Items from a figure collection
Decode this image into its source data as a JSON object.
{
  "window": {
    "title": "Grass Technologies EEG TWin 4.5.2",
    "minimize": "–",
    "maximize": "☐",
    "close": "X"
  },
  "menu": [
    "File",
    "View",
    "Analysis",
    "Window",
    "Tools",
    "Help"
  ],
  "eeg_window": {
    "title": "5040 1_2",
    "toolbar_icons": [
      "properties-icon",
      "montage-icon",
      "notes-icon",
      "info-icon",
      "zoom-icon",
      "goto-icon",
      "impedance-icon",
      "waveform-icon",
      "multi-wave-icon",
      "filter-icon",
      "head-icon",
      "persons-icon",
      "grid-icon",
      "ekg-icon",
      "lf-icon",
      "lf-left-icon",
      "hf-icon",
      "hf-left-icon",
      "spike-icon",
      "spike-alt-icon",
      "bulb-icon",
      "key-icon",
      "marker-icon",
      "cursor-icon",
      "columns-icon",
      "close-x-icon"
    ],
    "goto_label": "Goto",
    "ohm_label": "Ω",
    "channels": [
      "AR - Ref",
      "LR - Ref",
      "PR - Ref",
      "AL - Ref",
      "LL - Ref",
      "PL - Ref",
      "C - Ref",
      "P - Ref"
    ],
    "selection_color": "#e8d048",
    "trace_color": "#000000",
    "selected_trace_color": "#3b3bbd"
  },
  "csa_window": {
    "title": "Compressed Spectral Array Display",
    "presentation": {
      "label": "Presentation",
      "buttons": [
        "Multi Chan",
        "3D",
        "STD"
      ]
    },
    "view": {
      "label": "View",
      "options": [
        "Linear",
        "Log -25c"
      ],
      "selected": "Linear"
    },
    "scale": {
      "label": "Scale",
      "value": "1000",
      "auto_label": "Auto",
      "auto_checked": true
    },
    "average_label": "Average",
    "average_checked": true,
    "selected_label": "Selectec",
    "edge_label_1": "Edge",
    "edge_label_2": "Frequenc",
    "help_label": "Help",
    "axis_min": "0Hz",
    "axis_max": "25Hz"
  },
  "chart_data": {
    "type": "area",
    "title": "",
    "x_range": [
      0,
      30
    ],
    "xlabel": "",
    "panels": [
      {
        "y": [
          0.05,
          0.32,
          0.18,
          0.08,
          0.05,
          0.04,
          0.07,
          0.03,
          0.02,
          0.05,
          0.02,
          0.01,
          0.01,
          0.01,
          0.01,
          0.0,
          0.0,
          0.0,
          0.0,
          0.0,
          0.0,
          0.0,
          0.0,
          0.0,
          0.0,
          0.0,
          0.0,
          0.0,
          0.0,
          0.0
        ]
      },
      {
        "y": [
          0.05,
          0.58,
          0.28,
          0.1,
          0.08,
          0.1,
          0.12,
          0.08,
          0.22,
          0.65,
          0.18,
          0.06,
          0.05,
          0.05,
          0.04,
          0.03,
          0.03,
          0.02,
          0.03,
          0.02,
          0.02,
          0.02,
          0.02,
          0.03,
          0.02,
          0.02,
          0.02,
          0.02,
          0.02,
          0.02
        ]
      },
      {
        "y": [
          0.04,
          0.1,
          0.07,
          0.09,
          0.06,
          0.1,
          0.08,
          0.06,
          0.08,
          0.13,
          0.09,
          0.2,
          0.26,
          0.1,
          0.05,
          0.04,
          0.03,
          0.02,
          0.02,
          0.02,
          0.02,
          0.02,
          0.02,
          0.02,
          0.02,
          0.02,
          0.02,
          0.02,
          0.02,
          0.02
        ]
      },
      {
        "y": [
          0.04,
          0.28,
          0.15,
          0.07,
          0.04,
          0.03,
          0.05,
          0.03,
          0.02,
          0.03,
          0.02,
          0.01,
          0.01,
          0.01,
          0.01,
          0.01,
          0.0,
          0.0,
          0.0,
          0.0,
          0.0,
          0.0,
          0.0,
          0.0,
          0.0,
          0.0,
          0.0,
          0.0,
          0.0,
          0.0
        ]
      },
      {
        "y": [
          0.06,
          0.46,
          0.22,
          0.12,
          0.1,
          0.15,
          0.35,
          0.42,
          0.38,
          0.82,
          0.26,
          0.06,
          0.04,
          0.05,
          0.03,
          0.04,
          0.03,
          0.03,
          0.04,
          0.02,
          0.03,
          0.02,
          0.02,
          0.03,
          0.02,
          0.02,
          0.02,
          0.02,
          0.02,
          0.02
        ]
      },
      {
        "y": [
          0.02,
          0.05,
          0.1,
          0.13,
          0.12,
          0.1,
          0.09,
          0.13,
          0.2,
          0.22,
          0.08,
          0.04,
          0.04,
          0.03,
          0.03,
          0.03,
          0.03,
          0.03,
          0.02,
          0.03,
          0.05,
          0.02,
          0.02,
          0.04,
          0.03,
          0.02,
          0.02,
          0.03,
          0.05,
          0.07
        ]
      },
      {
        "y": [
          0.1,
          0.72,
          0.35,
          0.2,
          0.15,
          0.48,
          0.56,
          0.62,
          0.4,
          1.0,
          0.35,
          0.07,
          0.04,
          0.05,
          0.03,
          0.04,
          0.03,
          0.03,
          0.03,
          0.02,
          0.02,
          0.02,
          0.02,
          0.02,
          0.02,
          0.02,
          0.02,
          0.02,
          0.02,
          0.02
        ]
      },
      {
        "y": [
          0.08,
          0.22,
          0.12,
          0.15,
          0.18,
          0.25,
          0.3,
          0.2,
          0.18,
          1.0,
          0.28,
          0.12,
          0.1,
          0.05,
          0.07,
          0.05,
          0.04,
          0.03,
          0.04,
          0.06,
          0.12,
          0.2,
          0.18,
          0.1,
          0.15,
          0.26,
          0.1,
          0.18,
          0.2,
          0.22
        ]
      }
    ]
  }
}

* Requirement *
Generate an exact reproduction of all entries.

* Task solution *
Decode this image into its source data as a JSON object.
{
  "window": {
    "title": "Grass Technologies EEG TWin 4.5.2",
    "minimize": "–",
    "maximize": "☐",
    "close": "X"
  },
  "menu": [
    "File",
    "View",
    "Analysis",
    "Window",
    "Tools",
    "Help"
  ],
  "eeg_window": {
    "title": "5040 1_2",
    "toolbar_icons": [
      "properties-icon",
      "montage-icon",
      "notes-icon",
      "info-icon",
      "zoom-icon",
      "goto-icon",
      "impedance-icon",
      "waveform-icon",
      "multi-wave-icon",
      "filter-icon",
      "head-icon",
      "persons-icon",
      "grid-icon",
      "ekg-icon",
      "lf-icon",
      "lf-left-icon",
      "hf-icon",
      "hf-left-icon",
      "spike-icon",
      "spike-alt-icon",
      "bulb-icon",
      "key-icon",
      "marker-icon",
      "cursor-icon",
      "columns-icon",
      "close-x-icon"
    ],
    "goto_label": "Goto",
    "ohm_label": "Ω",
    "channels": [
      "AR - Ref",
      "LR - Ref",
      "PR - Ref",
      "AL - Ref",
      "LL - Ref",
      "PL - Ref",
      "C - Ref",
      "P - Ref"
    ],
    "selection_color": "#e8d048",
    "trace_color": "#000000",
    "selected_trace_color": "#3b3bbd"
  },
  "csa_window": {
    "title": "Compressed Spectral Array Display",
    "presentation": {
      "label": "Presentation",
      "buttons": [
        "Multi Chan",
        "3D",
        "STD"
      ]
    },
    "view": {
      "label": "View",
      "options": [
        "Linear",
        "Log -25c"
      ],
      "selected": "Linear"
    },
    "scale": {
      "label": "Scale",
      "value": "1000",
      "auto_label": "Auto",
      "auto_checked": true
    },
    "average_label": "Average",
    "average_checked": true,
    "selected_label": "Selectec",
    "edge_label_1": "Edge",
    "edge_label_2": "Frequenc",
    "help_label": "Help",
    "axis_min": "0Hz",
    "axis_max": "25Hz"
  },
  "chart_data": {
    "type": "area",
    "title": "",
    "x_range": [
      0,
      30
    ],
    "xlabel": "",
    "panels": [
      {
        "y": [
          0.05,
          0.32,
          0.18,
          0.08,
          0.05,
          0.04,
          0.07,
          0.03,
          0.02,
          0.05,
          0.02,
          0.01,
          0.01,
          0.01,
          0.01,
          0.0,
          0.0,
          0.0,
          0.0,
          0.0,
          0.0,
          0.0,
          0.0,
          0.0,
          0.0,
          0.0,
          0.0,
          0.0,
          0.0,
          0.0
        ]
      },
      {
        "y": [
          0.05,
          0.58,
          0.28,
          0.1,
          0.08,
          0.1,
          0.12,
          0.08,
          0.22,
          0.65,
          0.18,
          0.06,
          0.05,
          0.05,
          0.04,
          0.03,
          0.03,
          0.02,
          0.03,
          0.02,
          0.02,
          0.02,
          0.02,
          0.03,
          0.02,
          0.02,
          0.02,
          0.02,
          0.02,
          0.02
        ]
      },
      {
        "y": [
          0.04,
          0.1,
          0.07,
          0.09,
          0.06,
          0.1,
          0.08,
          0.06,
          0.08,
          0.13,
          0.09,
          0.2,
          0.26,
          0.1,
          0.05,
          0.04,
          0.03,
          0.02,
          0.02,
          0.02,
          0.02,
          0.02,
          0.02,
          0.02,
          0.02,
          0.02,
          0.02,
          0.02,
          0.02,
          0.02
        ]
      },
      {
        "y": [
          0.04,
          0.28,
          0.15,
          0.07,
          0.04,
          0.03,
          0.05,
          0.03,
          0.02,
          0.03,
          0.02,
          0.01,
          0.01,
          0.01,
          0.01,
          0.01,
          0.0,
          0.0,
          0.0,
          0.0,
          0.0,
          0.0,
          0.0,
          0.0,
          0.0,
          0.0,
          0.0,
          0.0,
          0.0,
          0.0
        ]
      },
      {
        "y": [
          0.06,
          0.46,
          0.22,
          0.12,
          0.1,
          0.15,
          0.35,
          0.42,
          0.38,
          0.82,
          0.26,
          0.06,
          0.04,
          0.05,
          0.03,
          0.04,
          0.03,
          0.03,
          0.04,
          0.02,
          0.03,
          0.02,
          0.02,
          0.03,
          0.02,
          0.02,
          0.02,
          0.02,
          0.02,
          0.02
        ]
      },
      {
        "y": [
          0.02,
          0.05,
          0.1,
          0.13,
          0.12,
          0.1,
          0.09,
          0.13,
          0.2,
          0.22,
          0.08,
          0.04,
          0.04,
          0.03,
          0.03,
          0.03,
          0.03,
          0.03,
          0.02,
          0.03,
          0.05,
          0.02,
          0.02,
          0.04,
          0.03,
          0.02,
          0.02,
          0.03,
          0.05,
          0.07
        ]
      },
      {
        "y": [
          0.1,
          0.72,
          0.35,
          0.2,
          0.15,
          0.48,
          0.56,
          0.62,
          0.4,
          1.0,
          0.35,
          0.07,
          0.04,
          0.05,
          0.03,
          0.04,
          0.03,
          0.03,
          0.03,
          0.02,
          0.02,
          0.02,
          0.02,
          0.02,
          0.02,
          0.02,
          0.02,
          0.02,
          0.02,
          0.02
        ]
      },
      {
        "y": [
          0.08,
          0.22,
          0.12,
          0.15,
          0.18,
          0.25,
          0.3,
          0.2,
          0.18,
          1.0,
          0.28,
          0.12,
          0.1,
          0.05,
          0.07,
          0.05,
          0.04,
          0.03,
          0.04,
          0.06,
          0.12,
          0.2,
          0.18,
          0.1,
          0.15,
          0.26,
          0.1,
          0.18,
          0.2,
          0.22
        ]
      }
    ]
  }
}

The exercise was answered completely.